_EXERCISE INSTRUCTIONS_. Please arrange every line of the listing below as a Markdown table with the columns "Row" and "Line", numbering the rows and skipping any blank lines.

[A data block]
§ §

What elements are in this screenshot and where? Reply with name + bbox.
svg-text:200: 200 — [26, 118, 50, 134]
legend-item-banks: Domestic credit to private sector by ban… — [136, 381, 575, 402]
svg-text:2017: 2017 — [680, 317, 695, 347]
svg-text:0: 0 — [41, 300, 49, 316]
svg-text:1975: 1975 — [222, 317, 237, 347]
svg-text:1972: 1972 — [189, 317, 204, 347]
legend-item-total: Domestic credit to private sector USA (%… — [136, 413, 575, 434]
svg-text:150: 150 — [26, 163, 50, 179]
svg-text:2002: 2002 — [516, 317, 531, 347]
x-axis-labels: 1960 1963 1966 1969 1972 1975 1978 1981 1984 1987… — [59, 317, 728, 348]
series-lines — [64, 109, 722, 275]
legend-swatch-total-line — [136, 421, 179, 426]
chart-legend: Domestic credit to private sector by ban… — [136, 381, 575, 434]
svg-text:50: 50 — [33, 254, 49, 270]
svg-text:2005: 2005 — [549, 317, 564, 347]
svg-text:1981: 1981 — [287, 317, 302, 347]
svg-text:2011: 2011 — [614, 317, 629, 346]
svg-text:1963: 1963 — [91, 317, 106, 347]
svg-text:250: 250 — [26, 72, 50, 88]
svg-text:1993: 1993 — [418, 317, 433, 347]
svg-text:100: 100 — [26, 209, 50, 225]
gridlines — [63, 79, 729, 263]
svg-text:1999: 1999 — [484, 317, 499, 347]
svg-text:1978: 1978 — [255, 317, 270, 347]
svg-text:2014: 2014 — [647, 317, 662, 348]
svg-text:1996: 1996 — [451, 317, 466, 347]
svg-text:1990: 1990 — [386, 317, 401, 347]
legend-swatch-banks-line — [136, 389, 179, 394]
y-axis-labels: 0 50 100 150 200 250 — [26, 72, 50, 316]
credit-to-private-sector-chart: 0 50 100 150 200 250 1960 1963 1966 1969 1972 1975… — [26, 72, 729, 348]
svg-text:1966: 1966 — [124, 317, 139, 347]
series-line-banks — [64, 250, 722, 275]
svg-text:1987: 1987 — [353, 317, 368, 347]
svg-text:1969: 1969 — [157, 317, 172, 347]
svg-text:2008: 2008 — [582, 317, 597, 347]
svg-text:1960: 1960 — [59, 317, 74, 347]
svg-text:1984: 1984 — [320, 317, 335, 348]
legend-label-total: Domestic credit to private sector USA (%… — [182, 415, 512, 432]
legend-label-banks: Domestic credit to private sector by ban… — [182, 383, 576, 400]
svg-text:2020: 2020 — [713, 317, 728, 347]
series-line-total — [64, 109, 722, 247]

§ §

_FINAL ANSWER_.
| Row | Line |
|---|---|
| 1 | What elements are in this screenshot and where? Reply with name + bbox. |
| 2 | svg-text:200: 200 — [26, 118, 50, 134] |
| 3 | legend-item-banks: Domestic credit to private sector by ban… — [136, 381, 575, 402] |
| 4 | svg-text:2017: 2017 — [680, 317, 695, 347] |
| 5 | svg-text:0: 0 — [41, 300, 49, 316] |
| 6 | svg-text:1975: 1975 — [222, 317, 237, 347] |
| 7 | svg-text:1972: 1972 — [189, 317, 204, 347] |
| 8 | legend-item-total: Domestic credit to private sector USA (%… — [136, 413, 575, 434] |
| 9 | svg-text:150: 150 — [26, 163, 50, 179] |
| 10 | svg-text:2002: 2002 — [516, 317, 531, 347] |
| 11 | x-axis-labels: 1960 1963 1966 1969 1972 1975 1978 1981 1984 1987… — [59, 317, 728, 348] |
| 12 | series-lines — [64, 109, 722, 275] |
| 13 | legend-swatch-total-line — [136, 421, 179, 426] |
| 14 | chart-legend: Domestic credit to private sector by ban… — [136, 381, 575, 434] |
| 15 | svg-text:50: 50 — [33, 254, 49, 270] |
| 16 | svg-text:2005: 2005 — [549, 317, 564, 347] |
| 17 | svg-text:1981: 1981 — [287, 317, 302, 347] |
| 18 | svg-text:2011: 2011 — [614, 317, 629, 346] |
| 19 | svg-text:1963: 1963 — [91, 317, 106, 347] |
| 20 | svg-text:250: 250 — [26, 72, 50, 88] |
| 21 | svg-text:1993: 1993 — [418, 317, 433, 347] |
| 22 | svg-text:100: 100 — [26, 209, 50, 225] |
| 23 | gridlines — [63, 79, 729, 263] |
| 24 | svg-text:1999: 1999 — [484, 317, 499, 347] |
| 25 | svg-text:1978: 1978 — [255, 317, 270, 347] |
| 26 | svg-text:2014: 2014 — [647, 317, 662, 348] |
| 27 | svg-text:1996: 1996 — [451, 317, 466, 347] |
| 28 | svg-text:1990: 1990 — [386, 317, 401, 347] |
| 29 | legend-swatch-banks-line — [136, 389, 179, 394] |
| 30 | y-axis-labels: 0 50 100 150 200 250 — [26, 72, 50, 316] |
| 31 | credit-to-private-sector-chart: 0 50 100 150 200 250 1960 1963 1966 1969 1972 1975… — [26, 72, 729, 348] |
| 32 | svg-text:1966: 1966 — [124, 317, 139, 347] |
| 33 | series-line-banks — [64, 250, 722, 275] |
| 34 | svg-text:1987: 1987 — [353, 317, 368, 347] |
| 35 | svg-text:1969: 1969 — [157, 317, 172, 347] |
| 36 | svg-text:2008: 2008 — [582, 317, 597, 347] |
| 37 | svg-text:1960: 1960 — [59, 317, 74, 347] |
| 38 | svg-text:1984: 1984 — [320, 317, 335, 348] |
| 39 | legend-label-total: Domestic credit to private sector USA (%… — [182, 415, 512, 432] |
| 40 | legend-label-banks: Domestic credit to private sector by ban… — [182, 383, 576, 400] |
| 41 | svg-text:2020: 2020 — [713, 317, 728, 347] |
| 42 | series-line-total — [64, 109, 722, 247] |